> Saved data entries
····················
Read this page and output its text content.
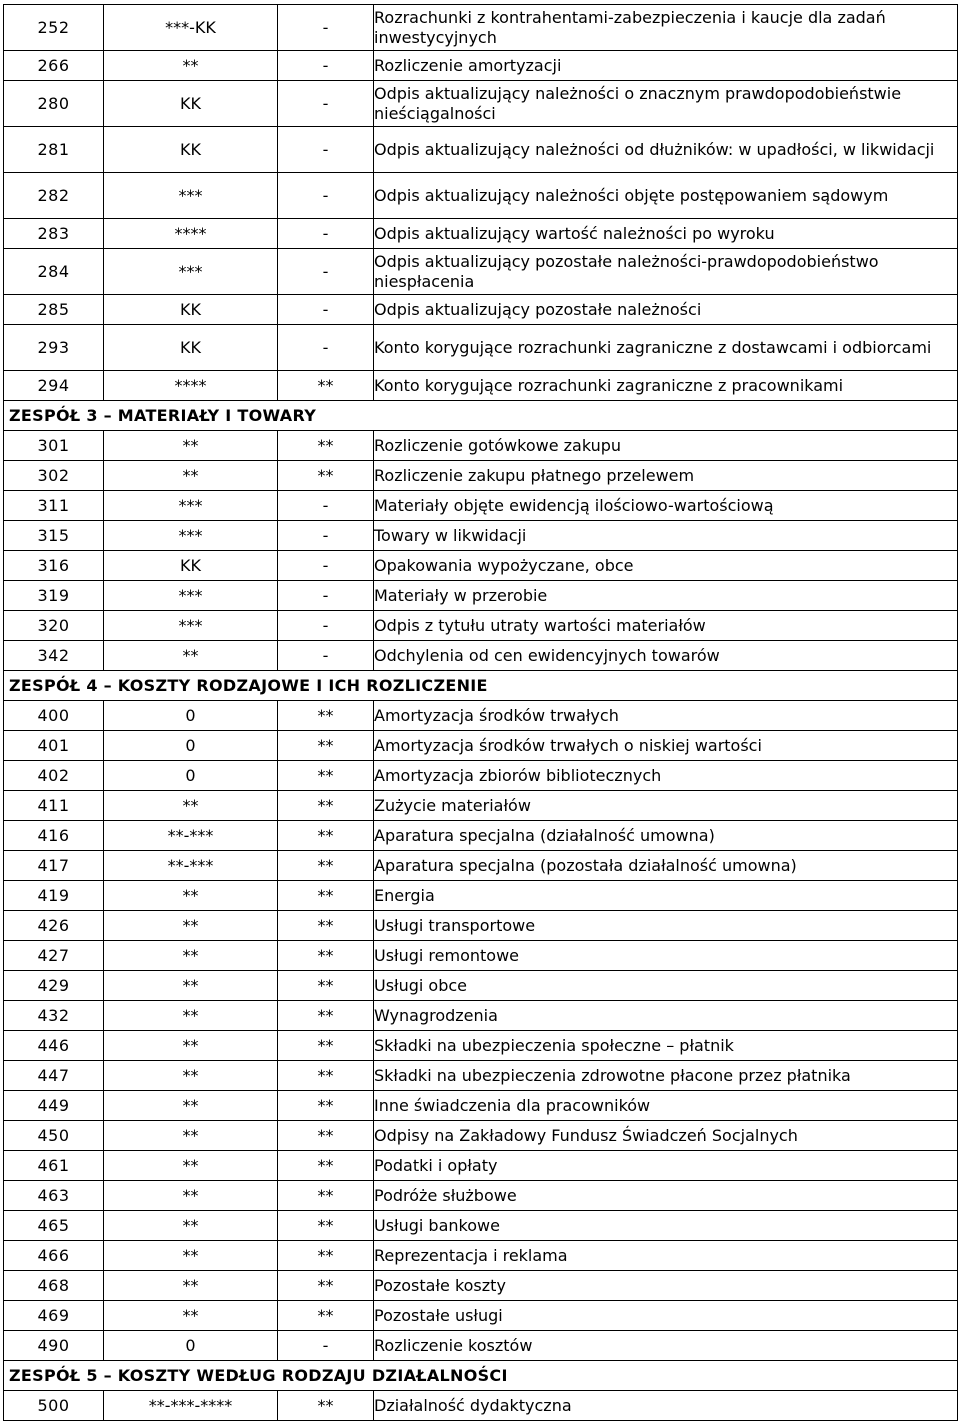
252	***-KK	-	Rozrachunki z kontrahentami-zabezpieczenia i kaucje dla zadań inwestycyjnych
266	**	-	Rozliczenie amortyzacji
280	KK	-	Odpis aktualizujący należności o znacznym prawdopodobieństwie nieściągalności
281	KK	-	Odpis aktualizujący należności od dłużników: w upadłości, w likwidacji
282	***	-	Odpis aktualizujący należności objęte postępowaniem sądowym
283	****	-	Odpis aktualizujący wartość należności po wyroku
284	***	-	Odpis aktualizujący pozostałe należności-prawdopodobieństwo niespłacenia
285	KK	-	Odpis aktualizujący pozostałe należności
293	KK	-	Konto korygujące rozrachunki zagraniczne z dostawcami i odbiorcami
294	****	**	Konto korygujące rozrachunki zagraniczne z pracownikami
ZESPÓŁ 3 – MATERIAŁY I TOWARY			
301	**	**	Rozliczenie gotówkowe zakupu
302	**	**	Rozliczenie zakupu płatnego przelewem
311	***	-	Materiały objęte ewidencją ilościowo-wartościową
315	***	-	Towary w likwidacji
316	KK	-	Opakowania wypożyczane, obce
319	***	-	Materiały w przerobie
320	***	-	Odpis z tytułu utraty wartości materiałów
342	**	-	Odchylenia od cen ewidencyjnych towarów
ZESPÓŁ 4 – KOSZTY RODZAJOWE I ICH ROZLICZENIE			
400	0	**	Amortyzacja środków trwałych
401	0	**	Amortyzacja środków trwałych o niskiej wartości
402	0	**	Amortyzacja zbiorów bibliotecznych
411	**	**	Zużycie materiałów
416	**-***	**	Aparatura specjalna (działalność umowna)
417	**-***	**	Aparatura specjalna (pozostała działalność umowna)
419	**	**	Energia
426	**	**	Usługi transportowe
427	**	**	Usługi remontowe
429	**	**	Usługi obce
432	**	**	Wynagrodzenia
446	**	**	Składki na ubezpieczenia społeczne – płatnik
447	**	**	Składki na ubezpieczenia zdrowotne płacone przez płatnika
449	**	**	Inne świadczenia dla pracowników
450	**	**	Odpisy na Zakładowy Fundusz Świadczeń Socjalnych
461	**	**	Podatki i opłaty
463	**	**	Podróże służbowe
465	**	**	Usługi bankowe
466	**	**	Reprezentacja i reklama
468	**	**	Pozostałe koszty
469	**	**	Pozostałe usługi
490	0	-	Rozliczenie kosztów
ZESPÓŁ 5 – KOSZTY WEDŁUG RODZAJU DZIAŁALNOŚCI			
500	**-***-****	**	Działalność dydaktyczna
····················
> Aim
Each entry above should be reproduced exactly, with the pictures removed.

> Exercise solution
Read this page and output its text content.
252	***-KK	-	Rozrachunki z kontrahentami-zabezpieczenia i kaucje dla zadań inwestycyjnych
266	**	-	Rozliczenie amortyzacji
280	KK	-	Odpis aktualizujący należności o znacznym prawdopodobieństwie nieściągalności
281	KK	-	Odpis aktualizujący należności od dłużników: w upadłości, w likwidacji
282	***	-	Odpis aktualizujący należności objęte postępowaniem sądowym
283	****	-	Odpis aktualizujący wartość należności po wyroku
284	***	-	Odpis aktualizujący pozostałe należności-prawdopodobieństwo niespłacenia
285	KK	-	Odpis aktualizujący pozostałe należności
293	KK	-	Konto korygujące rozrachunki zagraniczne z dostawcami i odbiorcami
294	****	**	Konto korygujące rozrachunki zagraniczne z pracownikami
ZESPÓŁ 3 – MATERIAŁY I TOWARY			
301	**	**	Rozliczenie gotówkowe zakupu
302	**	**	Rozliczenie zakupu płatnego przelewem
311	***	-	Materiały objęte ewidencją ilościowo-wartościową
315	***	-	Towary w likwidacji
316	KK	-	Opakowania wypożyczane, obce
319	***	-	Materiały w przerobie
320	***	-	Odpis z tytułu utraty wartości materiałów
342	**	-	Odchylenia od cen ewidencyjnych towarów
ZESPÓŁ 4 – KOSZTY RODZAJOWE I ICH ROZLICZENIE			
400	0	**	Amortyzacja środków trwałych
401	0	**	Amortyzacja środków trwałych o niskiej wartości
402	0	**	Amortyzacja zbiorów bibliotecznych
411	**	**	Zużycie materiałów
416	**-***	**	Aparatura specjalna (działalność umowna)
417	**-***	**	Aparatura specjalna (pozostała działalność umowna)
419	**	**	Energia
426	**	**	Usługi transportowe
427	**	**	Usługi remontowe
429	**	**	Usługi obce
432	**	**	Wynagrodzenia
446	**	**	Składki na ubezpieczenia społeczne – płatnik
447	**	**	Składki na ubezpieczenia zdrowotne płacone przez płatnika
449	**	**	Inne świadczenia dla pracowników
450	**	**	Odpisy na Zakładowy Fundusz Świadczeń Socjalnych
461	**	**	Podatki i opłaty
463	**	**	Podróże służbowe
465	**	**	Usługi bankowe
466	**	**	Reprezentacja i reklama
468	**	**	Pozostałe koszty
469	**	**	Pozostałe usługi
490	0	-	Rozliczenie kosztów
ZESPÓŁ 5 – KOSZTY WEDŁUG RODZAJU DZIAŁALNOŚCI			
500	**-***-****	**	Działalność dydaktyczna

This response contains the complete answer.